## Objective
From the records below, pull each line that has "Однако".

'''

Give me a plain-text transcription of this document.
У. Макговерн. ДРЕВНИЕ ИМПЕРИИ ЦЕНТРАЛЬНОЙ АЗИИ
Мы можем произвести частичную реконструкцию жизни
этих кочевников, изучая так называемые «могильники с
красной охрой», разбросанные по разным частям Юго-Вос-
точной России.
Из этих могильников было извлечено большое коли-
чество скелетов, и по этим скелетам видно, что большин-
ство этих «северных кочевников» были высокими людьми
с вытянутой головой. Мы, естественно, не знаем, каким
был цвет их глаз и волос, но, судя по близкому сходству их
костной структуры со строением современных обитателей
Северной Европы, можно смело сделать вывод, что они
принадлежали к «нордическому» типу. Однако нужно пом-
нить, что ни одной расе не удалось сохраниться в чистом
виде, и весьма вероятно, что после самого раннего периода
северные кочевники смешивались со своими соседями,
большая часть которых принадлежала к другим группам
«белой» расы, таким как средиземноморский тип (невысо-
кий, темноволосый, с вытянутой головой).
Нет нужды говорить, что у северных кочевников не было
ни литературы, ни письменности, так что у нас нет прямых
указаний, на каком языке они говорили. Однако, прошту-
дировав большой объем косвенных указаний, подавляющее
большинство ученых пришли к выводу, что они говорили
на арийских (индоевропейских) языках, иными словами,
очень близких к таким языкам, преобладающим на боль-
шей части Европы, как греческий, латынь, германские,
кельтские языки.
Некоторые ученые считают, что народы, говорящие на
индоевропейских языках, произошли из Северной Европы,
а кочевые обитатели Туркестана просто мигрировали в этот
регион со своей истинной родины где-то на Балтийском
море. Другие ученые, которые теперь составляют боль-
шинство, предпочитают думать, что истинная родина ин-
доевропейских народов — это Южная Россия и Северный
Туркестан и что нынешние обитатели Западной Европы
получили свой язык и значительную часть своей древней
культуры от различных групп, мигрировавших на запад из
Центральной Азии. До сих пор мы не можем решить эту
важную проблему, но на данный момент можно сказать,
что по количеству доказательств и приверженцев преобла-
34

'''

## Solution to this task
принадлежали к «нордическому» типу. Однако нужно пом-
указаний, на каком языке они говорили. Однако, прошту-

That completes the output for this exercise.